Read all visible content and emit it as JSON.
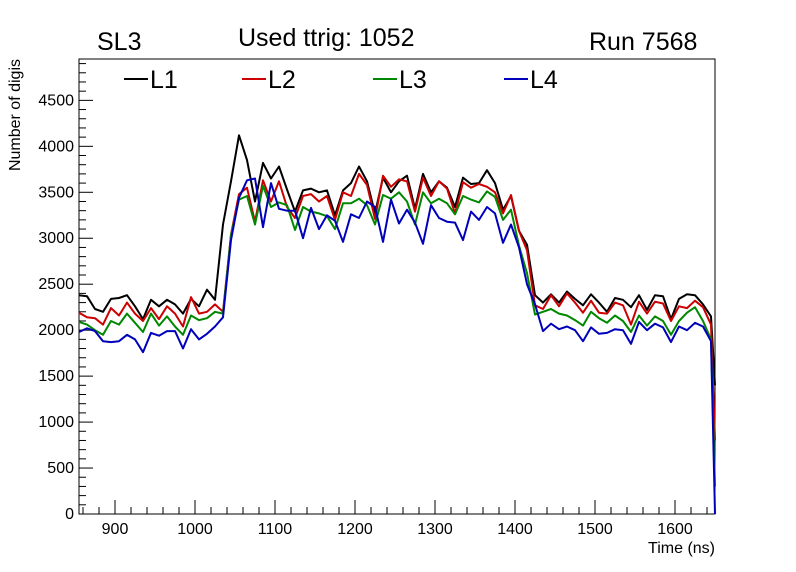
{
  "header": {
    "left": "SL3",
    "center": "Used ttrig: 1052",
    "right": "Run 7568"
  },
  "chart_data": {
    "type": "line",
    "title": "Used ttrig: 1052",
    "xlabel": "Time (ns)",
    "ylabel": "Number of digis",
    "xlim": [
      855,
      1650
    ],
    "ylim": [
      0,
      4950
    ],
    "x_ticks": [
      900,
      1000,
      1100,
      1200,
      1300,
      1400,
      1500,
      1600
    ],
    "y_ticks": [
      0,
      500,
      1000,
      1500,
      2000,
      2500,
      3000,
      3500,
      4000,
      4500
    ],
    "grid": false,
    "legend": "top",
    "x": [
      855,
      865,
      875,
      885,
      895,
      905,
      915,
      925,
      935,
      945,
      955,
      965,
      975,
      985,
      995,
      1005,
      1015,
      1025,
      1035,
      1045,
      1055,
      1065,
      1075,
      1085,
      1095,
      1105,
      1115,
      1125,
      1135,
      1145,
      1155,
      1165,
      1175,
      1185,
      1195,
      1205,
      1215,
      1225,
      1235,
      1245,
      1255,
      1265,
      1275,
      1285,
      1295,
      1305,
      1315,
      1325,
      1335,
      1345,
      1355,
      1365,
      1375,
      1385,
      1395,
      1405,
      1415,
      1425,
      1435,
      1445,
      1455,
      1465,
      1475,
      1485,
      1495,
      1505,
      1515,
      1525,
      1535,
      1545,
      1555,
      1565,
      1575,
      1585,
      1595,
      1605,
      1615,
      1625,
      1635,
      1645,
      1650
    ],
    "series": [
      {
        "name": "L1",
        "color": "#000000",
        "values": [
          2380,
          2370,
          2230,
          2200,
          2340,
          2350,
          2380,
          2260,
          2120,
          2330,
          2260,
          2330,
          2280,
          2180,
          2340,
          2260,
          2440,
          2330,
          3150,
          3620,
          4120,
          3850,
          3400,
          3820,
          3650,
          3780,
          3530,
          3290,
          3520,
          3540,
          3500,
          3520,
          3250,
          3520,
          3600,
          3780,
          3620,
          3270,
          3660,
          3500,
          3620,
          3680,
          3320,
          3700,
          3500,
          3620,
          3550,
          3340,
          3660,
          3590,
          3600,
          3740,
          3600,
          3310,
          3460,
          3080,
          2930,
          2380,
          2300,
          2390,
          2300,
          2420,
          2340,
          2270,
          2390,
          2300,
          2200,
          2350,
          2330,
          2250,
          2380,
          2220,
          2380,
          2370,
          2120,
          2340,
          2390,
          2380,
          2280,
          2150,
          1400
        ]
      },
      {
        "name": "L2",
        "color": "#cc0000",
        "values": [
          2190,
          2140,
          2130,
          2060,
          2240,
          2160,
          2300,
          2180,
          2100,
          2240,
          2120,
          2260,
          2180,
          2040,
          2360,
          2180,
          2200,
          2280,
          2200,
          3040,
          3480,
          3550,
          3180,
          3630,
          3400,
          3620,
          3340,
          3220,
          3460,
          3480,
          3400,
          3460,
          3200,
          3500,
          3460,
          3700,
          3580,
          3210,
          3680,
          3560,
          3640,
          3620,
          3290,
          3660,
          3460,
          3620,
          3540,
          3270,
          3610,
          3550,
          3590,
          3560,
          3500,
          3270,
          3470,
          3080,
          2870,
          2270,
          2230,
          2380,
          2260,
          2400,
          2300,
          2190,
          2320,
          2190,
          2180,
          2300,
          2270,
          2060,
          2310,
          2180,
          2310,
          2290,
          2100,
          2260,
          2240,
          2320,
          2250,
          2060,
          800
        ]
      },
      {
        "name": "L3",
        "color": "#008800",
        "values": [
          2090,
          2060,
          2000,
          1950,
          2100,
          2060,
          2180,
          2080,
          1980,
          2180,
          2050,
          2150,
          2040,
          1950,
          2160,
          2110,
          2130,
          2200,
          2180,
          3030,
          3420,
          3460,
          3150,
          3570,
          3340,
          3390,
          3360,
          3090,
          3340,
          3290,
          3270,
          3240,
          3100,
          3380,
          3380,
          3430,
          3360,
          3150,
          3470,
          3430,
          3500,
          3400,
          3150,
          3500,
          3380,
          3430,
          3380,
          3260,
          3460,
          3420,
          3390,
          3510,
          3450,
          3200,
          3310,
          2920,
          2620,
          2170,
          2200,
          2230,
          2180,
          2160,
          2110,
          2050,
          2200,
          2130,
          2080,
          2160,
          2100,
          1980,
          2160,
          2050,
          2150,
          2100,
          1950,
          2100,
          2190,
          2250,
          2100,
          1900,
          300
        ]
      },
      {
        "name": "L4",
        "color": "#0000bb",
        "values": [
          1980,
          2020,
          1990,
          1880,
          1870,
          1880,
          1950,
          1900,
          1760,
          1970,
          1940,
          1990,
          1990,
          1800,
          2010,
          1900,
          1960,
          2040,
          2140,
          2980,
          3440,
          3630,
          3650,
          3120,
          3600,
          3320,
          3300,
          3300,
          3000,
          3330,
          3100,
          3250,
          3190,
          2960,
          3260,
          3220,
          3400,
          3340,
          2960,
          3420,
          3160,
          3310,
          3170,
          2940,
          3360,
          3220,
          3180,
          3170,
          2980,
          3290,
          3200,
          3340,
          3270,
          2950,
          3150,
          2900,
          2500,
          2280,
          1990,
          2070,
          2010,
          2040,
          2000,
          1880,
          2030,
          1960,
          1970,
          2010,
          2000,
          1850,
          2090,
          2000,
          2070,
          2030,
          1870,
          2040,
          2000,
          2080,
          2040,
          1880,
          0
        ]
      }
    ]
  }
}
..............................
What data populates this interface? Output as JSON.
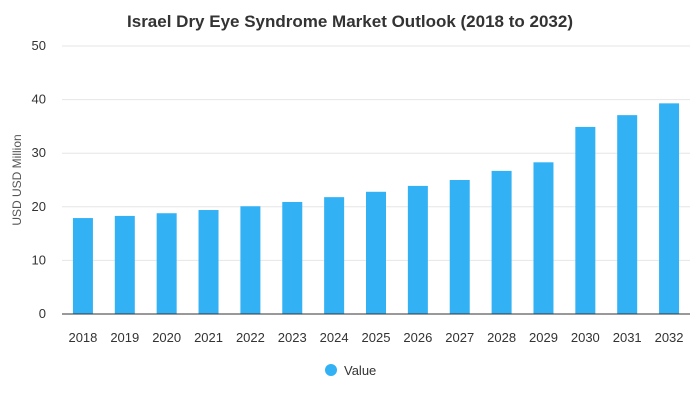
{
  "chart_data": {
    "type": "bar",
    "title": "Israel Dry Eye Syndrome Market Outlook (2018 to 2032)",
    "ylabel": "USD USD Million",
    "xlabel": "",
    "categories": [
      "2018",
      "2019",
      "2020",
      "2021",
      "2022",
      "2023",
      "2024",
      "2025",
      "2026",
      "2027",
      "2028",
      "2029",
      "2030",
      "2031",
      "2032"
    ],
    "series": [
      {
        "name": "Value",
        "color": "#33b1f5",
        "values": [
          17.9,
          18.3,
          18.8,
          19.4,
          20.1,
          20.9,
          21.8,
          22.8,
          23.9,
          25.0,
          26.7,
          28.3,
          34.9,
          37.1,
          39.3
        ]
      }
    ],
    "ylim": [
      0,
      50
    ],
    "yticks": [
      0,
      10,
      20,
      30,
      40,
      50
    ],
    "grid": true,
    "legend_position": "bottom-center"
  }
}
..............................
_Aim_: Filter the records, keeping only lines that contain "Used", and show those lines.

_Finished exercise_:
    "center": "Used ttrig: 1052",
    "title": "Used ttrig: 1052",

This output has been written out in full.